Data supplied:
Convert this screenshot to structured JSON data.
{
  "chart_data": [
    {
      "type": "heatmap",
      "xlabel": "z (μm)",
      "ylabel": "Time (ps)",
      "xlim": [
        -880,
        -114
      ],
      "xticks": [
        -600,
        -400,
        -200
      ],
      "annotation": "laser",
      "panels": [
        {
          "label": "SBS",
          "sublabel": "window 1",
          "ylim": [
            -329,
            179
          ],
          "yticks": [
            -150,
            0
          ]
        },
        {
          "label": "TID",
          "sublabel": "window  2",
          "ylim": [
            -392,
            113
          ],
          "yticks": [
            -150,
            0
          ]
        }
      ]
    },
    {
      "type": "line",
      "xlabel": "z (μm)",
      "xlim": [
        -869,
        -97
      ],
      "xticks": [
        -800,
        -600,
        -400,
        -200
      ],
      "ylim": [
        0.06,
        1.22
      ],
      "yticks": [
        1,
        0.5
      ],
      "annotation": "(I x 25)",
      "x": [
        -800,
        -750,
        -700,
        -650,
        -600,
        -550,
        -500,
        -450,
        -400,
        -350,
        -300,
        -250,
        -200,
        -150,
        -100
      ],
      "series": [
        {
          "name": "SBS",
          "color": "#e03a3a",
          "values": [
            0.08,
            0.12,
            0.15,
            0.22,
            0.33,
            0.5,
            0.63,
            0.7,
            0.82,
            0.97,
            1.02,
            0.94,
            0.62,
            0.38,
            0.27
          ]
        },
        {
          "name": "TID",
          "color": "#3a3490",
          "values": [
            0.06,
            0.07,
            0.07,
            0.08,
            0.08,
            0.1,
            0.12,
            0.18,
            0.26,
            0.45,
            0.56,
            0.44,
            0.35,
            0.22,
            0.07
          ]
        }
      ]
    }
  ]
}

The problem: Tally the lines of the data that contain the string "sublabel" and report the total alone.

Exercise answer: 2